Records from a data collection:
☆ ☆ ☆ ☆ ☆
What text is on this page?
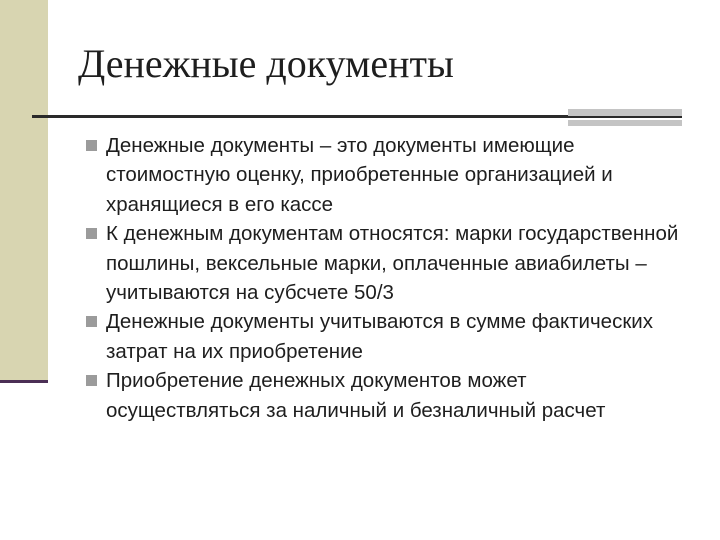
Денежные документы
Денежные документы – это документы имеющие стоимостную оценку, приобретенные организацией и хранящиеся в его кассе
К денежным документам относятся: марки государственной пошлины, вексельные марки, оплаченные авиабилеты – учитываются на субсчете 50/3
Денежные документы учитываются в сумме фактических затрат на их приобретение
Приобретение денежных документов может осуществляться за наличный и безналичный расчет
☆ ☆ ☆ ☆ ☆
> **Aim of the task**: Your job is to transcribe the entries above exactly; skip the pictures.

> **Finished exercise**:
What text is on this page?
Денежные документы
Денежные документы – это документы имеющие стоимостную оценку, приобретенные организацией и хранящиеся в его кассе
К денежным документам относятся: марки государственной пошлины, вексельные марки, оплаченные авиабилеты – учитываются на субсчете 50/3
Денежные документы учитываются в сумме фактических затрат на их приобретение
Приобретение денежных документов может осуществляться за наличный и безналичный расчет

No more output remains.